# [Given entries]

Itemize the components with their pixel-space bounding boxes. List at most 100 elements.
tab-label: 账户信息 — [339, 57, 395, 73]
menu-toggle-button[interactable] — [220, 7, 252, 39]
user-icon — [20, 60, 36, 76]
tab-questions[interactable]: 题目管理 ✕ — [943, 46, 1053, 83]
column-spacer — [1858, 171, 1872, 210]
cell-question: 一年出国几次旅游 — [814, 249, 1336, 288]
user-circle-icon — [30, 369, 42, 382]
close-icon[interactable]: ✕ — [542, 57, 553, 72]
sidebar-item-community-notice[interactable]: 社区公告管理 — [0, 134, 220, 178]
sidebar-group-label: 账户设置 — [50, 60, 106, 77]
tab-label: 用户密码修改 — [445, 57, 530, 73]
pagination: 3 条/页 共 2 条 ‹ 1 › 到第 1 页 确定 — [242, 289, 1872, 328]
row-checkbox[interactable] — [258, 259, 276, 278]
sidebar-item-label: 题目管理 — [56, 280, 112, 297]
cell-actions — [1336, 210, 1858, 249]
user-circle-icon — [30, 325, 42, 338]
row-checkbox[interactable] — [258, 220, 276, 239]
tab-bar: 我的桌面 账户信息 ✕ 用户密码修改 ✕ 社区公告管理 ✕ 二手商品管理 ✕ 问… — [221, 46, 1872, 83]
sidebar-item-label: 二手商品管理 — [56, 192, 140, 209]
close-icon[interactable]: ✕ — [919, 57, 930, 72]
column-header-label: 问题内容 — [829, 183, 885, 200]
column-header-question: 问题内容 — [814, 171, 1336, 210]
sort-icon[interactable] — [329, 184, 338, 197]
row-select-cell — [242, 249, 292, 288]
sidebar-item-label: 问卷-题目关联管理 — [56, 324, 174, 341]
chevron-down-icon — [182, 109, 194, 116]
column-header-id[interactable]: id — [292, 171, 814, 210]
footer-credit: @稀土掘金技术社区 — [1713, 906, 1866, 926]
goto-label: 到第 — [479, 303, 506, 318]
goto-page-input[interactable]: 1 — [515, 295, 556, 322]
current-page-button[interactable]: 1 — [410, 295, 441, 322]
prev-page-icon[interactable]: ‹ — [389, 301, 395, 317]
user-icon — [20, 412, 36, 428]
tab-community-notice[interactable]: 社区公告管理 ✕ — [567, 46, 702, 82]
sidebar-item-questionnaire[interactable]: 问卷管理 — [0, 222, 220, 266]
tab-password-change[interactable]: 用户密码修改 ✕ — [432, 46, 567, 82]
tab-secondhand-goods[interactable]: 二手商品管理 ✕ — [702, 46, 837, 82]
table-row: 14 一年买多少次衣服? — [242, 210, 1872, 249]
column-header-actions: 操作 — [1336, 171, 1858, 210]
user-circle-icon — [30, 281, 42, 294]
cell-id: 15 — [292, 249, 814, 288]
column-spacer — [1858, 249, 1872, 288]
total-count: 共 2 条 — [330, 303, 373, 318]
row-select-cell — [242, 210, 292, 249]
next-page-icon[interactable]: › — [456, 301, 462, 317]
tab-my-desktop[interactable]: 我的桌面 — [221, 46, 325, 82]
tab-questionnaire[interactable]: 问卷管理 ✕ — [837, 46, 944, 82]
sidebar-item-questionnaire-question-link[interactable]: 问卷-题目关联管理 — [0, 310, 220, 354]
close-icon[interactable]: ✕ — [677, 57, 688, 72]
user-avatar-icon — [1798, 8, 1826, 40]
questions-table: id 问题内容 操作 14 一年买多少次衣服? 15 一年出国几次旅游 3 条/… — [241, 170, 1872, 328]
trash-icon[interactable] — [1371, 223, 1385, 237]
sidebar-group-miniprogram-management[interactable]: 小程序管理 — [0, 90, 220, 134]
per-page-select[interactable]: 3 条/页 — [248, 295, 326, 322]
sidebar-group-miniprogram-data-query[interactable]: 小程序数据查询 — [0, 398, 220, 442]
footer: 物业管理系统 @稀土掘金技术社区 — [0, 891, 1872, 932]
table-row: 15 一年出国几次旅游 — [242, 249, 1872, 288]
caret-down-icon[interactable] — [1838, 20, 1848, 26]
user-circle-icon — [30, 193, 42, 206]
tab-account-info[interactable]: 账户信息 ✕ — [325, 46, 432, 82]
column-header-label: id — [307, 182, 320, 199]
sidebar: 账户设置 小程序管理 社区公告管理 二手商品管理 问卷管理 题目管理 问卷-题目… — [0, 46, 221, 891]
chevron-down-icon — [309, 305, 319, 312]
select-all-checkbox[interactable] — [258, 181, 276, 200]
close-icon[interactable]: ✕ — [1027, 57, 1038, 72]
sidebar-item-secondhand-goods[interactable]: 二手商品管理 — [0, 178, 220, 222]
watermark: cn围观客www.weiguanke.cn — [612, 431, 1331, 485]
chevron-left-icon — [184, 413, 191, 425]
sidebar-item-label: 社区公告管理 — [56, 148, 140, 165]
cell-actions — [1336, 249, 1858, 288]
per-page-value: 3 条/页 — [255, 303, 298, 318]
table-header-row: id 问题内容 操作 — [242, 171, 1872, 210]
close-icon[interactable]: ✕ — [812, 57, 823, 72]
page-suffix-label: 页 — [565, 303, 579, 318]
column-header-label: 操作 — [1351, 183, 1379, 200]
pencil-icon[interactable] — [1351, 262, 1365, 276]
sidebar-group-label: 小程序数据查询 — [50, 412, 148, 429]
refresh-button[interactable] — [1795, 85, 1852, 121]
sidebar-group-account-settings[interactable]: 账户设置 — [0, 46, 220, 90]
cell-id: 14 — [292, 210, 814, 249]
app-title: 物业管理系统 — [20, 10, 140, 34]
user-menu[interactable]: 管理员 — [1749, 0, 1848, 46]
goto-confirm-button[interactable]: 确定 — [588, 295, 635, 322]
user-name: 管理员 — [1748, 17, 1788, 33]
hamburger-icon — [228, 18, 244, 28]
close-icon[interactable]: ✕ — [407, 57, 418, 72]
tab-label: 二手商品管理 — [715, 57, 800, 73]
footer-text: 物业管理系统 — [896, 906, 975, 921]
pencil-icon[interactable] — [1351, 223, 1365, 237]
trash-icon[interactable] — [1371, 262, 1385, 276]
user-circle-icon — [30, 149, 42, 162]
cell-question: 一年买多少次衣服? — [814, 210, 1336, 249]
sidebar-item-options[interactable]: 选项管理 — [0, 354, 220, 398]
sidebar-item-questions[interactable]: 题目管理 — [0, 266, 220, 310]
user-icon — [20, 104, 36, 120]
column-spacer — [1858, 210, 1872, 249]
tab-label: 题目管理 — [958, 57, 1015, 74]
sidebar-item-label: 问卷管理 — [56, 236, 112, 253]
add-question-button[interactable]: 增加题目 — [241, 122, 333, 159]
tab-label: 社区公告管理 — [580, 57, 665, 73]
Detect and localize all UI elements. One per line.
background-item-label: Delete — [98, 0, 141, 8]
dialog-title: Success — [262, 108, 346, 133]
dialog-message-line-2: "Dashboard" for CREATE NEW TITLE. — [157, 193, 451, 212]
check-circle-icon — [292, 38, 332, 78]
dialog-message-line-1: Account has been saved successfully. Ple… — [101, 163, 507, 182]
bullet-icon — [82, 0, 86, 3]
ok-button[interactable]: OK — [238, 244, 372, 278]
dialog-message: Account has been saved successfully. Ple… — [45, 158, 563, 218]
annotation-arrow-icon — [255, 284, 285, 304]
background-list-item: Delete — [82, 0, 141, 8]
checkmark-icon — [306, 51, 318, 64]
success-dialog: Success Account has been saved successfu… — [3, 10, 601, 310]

# [Exercise details]
Reproduce the lines starting at the beginning of the records and ending at the line containing "close-icon[interactable]: ✕ — [919, 57, 930, 72]", substituting "avatar-icon" for every occurrence of "user-circle-icon" and leaving everything else unchanged.

# [Response to the task]
Itemize the components with their pixel-space bounding boxes. List at most 100 elements.
tab-label: 账户信息 — [339, 57, 395, 73]
menu-toggle-button[interactable] — [220, 7, 252, 39]
user-icon — [20, 60, 36, 76]
tab-questions[interactable]: 题目管理 ✕ — [943, 46, 1053, 83]
column-spacer — [1858, 171, 1872, 210]
cell-question: 一年出国几次旅游 — [814, 249, 1336, 288]
avatar-icon — [30, 369, 42, 382]
close-icon[interactable]: ✕ — [542, 57, 553, 72]
sidebar-item-community-notice[interactable]: 社区公告管理 — [0, 134, 220, 178]
sidebar-group-label: 账户设置 — [50, 60, 106, 77]
tab-label: 用户密码修改 — [445, 57, 530, 73]
pagination: 3 条/页 共 2 条 ‹ 1 › 到第 1 页 确定 — [242, 289, 1872, 328]
row-checkbox[interactable] — [258, 259, 276, 278]
sidebar-item-label: 题目管理 — [56, 280, 112, 297]
cell-actions — [1336, 210, 1858, 249]
avatar-icon — [30, 325, 42, 338]
row-checkbox[interactable] — [258, 220, 276, 239]
tab-bar: 我的桌面 账户信息 ✕ 用户密码修改 ✕ 社区公告管理 ✕ 二手商品管理 ✕ 问… — [221, 46, 1872, 83]
sidebar-item-label: 二手商品管理 — [56, 192, 140, 209]
close-icon[interactable]: ✕ — [919, 57, 930, 72]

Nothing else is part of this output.